**Exercise instructions**
Begin at the line that contains "Read out every word on this page." and repeat every line from there to the end of the records below, inclusive, without adding any other line.

───

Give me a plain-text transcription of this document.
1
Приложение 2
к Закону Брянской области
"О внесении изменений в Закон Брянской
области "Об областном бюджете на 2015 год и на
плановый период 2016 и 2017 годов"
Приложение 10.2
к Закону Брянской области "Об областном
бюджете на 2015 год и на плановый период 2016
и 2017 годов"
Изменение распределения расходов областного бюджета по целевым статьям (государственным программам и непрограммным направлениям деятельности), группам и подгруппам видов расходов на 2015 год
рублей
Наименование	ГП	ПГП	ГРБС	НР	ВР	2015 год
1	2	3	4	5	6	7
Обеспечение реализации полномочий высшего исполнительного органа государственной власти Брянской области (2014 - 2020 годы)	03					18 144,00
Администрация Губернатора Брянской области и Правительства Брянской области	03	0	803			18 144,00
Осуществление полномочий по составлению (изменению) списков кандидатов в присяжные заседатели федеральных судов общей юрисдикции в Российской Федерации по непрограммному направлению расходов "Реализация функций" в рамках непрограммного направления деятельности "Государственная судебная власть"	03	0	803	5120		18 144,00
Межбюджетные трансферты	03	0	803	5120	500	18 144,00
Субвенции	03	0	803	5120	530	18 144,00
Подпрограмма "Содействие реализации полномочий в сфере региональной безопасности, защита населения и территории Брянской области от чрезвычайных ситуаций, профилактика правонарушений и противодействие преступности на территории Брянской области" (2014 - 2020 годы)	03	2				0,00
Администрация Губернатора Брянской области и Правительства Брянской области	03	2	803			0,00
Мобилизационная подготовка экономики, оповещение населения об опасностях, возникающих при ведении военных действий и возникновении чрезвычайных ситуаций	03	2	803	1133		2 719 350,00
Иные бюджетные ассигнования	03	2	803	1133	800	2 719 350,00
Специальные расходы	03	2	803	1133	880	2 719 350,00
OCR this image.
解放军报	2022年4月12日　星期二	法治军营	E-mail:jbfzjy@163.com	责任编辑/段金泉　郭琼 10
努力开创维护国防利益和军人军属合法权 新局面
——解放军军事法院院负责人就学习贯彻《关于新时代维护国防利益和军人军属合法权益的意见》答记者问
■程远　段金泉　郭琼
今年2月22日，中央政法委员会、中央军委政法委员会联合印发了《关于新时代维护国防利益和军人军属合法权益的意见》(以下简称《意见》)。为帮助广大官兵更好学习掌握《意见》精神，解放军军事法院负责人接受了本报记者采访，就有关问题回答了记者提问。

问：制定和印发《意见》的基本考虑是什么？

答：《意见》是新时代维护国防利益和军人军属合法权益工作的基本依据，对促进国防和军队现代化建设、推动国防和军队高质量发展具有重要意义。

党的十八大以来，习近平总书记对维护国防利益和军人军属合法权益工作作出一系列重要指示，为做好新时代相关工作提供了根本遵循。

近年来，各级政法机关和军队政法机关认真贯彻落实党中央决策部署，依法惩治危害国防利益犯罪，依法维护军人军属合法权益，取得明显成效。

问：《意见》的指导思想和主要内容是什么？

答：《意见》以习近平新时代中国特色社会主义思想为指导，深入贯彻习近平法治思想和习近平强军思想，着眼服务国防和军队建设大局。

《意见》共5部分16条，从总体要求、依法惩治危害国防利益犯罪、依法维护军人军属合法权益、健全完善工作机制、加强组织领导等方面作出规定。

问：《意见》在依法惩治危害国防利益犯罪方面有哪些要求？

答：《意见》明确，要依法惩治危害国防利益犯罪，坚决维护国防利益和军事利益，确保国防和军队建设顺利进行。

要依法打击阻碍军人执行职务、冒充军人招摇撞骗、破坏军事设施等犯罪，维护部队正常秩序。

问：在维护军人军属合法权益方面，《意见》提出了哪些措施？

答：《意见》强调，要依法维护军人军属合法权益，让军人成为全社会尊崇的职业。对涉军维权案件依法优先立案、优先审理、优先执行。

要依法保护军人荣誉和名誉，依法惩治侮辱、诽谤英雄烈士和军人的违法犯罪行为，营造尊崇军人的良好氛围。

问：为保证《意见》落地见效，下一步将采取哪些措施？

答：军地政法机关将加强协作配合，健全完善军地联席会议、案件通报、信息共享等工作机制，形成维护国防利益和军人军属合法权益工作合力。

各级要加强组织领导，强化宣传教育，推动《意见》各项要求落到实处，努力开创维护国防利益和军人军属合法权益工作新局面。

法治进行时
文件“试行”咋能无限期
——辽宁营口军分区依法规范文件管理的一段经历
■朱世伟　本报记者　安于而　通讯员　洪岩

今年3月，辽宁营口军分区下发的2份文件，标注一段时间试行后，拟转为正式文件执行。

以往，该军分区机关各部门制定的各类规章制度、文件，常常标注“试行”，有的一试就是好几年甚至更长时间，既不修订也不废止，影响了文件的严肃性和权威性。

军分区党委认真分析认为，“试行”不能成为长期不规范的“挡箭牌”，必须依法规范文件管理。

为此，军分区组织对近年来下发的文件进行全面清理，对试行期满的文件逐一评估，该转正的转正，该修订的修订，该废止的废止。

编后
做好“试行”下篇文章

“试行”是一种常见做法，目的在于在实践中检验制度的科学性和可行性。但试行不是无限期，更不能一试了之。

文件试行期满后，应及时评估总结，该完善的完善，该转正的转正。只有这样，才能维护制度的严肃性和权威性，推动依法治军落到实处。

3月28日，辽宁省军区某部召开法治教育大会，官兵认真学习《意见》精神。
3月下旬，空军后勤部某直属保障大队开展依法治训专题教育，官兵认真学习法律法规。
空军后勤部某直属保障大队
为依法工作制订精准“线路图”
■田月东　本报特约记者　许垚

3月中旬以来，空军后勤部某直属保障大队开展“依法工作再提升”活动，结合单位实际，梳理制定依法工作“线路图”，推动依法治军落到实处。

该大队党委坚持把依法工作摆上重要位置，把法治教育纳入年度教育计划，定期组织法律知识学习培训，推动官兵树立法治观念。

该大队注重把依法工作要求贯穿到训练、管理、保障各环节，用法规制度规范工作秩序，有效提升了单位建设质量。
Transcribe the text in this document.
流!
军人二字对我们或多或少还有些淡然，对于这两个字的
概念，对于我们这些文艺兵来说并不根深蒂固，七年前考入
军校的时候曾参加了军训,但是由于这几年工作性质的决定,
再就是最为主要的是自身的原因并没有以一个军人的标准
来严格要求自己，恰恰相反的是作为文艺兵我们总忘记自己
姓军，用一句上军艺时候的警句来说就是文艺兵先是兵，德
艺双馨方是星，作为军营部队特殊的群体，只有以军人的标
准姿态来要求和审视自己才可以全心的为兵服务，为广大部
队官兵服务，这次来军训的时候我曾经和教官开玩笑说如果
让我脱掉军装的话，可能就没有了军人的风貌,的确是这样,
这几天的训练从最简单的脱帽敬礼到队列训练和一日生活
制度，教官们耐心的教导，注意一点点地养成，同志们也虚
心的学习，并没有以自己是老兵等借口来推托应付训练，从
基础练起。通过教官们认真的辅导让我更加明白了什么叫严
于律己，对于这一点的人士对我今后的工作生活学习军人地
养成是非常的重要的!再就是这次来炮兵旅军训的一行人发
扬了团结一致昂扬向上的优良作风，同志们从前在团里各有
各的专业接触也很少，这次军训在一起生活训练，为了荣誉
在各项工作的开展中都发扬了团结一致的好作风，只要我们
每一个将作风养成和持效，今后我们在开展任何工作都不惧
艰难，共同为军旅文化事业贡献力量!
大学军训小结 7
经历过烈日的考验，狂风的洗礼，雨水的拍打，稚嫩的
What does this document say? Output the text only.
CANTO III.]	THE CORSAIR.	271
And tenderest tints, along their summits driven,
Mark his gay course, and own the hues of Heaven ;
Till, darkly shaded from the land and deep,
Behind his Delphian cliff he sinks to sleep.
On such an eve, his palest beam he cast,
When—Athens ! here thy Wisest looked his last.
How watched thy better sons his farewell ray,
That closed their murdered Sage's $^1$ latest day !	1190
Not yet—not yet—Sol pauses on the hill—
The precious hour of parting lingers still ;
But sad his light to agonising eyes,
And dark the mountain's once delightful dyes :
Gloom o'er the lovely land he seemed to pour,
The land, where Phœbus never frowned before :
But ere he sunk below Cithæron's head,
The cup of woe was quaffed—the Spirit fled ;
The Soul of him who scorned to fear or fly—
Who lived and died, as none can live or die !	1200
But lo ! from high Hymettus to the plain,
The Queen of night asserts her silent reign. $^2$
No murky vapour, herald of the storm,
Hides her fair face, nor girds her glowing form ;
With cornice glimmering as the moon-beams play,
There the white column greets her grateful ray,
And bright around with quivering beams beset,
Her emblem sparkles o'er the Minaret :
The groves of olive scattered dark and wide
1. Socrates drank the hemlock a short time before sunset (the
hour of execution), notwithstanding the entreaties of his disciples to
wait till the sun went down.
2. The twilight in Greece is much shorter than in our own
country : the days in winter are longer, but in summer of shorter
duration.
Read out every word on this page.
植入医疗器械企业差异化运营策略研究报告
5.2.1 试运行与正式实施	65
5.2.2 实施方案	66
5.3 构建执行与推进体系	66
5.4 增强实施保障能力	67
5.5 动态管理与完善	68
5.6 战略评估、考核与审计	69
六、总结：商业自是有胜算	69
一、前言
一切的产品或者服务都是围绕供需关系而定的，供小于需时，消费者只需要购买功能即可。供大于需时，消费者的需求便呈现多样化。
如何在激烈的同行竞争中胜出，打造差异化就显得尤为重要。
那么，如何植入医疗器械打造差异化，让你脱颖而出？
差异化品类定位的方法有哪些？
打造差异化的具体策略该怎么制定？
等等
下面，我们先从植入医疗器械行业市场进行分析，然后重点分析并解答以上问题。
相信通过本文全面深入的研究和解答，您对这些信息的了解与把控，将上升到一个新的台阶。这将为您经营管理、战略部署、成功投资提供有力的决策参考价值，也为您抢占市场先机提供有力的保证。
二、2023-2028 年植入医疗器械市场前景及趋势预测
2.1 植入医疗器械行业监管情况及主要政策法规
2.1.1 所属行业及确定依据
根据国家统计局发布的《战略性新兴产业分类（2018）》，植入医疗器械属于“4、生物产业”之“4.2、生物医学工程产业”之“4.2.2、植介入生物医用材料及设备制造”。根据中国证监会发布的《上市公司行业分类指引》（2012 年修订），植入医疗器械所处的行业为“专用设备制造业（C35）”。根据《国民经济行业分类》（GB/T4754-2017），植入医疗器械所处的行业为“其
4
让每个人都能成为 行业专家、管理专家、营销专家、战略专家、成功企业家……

───

**Written response**
Read out every word on this page.
植入医疗器械企业差异化运营策略研究报告
5.2.1 试运行与正式实施	65
5.2.2 实施方案	66
5.3 构建执行与推进体系	66
5.4 增强实施保障能力	67
5.5 动态管理与完善	68
5.6 战略评估、考核与审计	69
六、总结：商业自是有胜算	69
一、前言
一切的产品或者服务都是围绕供需关系而定的，供小于需时，消费者只需要购买功能即可。供大于需时，消费者的需求便呈现多样化。
如何在激烈的同行竞争中胜出，打造差异化就显得尤为重要。
那么，如何植入医疗器械打造差异化，让你脱颖而出？
差异化品类定位的方法有哪些？
打造差异化的具体策略该怎么制定？
等等
下面，我们先从植入医疗器械行业市场进行分析，然后重点分析并解答以上问题。
相信通过本文全面深入的研究和解答，您对这些信息的了解与把控，将上升到一个新的台阶。这将为您经营管理、战略部署、成功投资提供有力的决策参考价值，也为您抢占市场先机提供有力的保证。
二、2023-2028 年植入医疗器械市场前景及趋势预测
2.1 植入医疗器械行业监管情况及主要政策法规
2.1.1 所属行业及确定依据
根据国家统计局发布的《战略性新兴产业分类（2018）》，植入医疗器械属于“4、生物产业”之“4.2、生物医学工程产业”之“4.2.2、植介入生物医用材料及设备制造”。根据中国证监会发布的《上市公司行业分类指引》（2012 年修订），植入医疗器械所处的行业为“专用设备制造业（C35）”。根据《国民经济行业分类》（GB/T4754-2017），植入医疗器械所处的行业为“其
4
让每个人都能成为 行业专家、管理专家、营销专家、战略专家、成功企业家……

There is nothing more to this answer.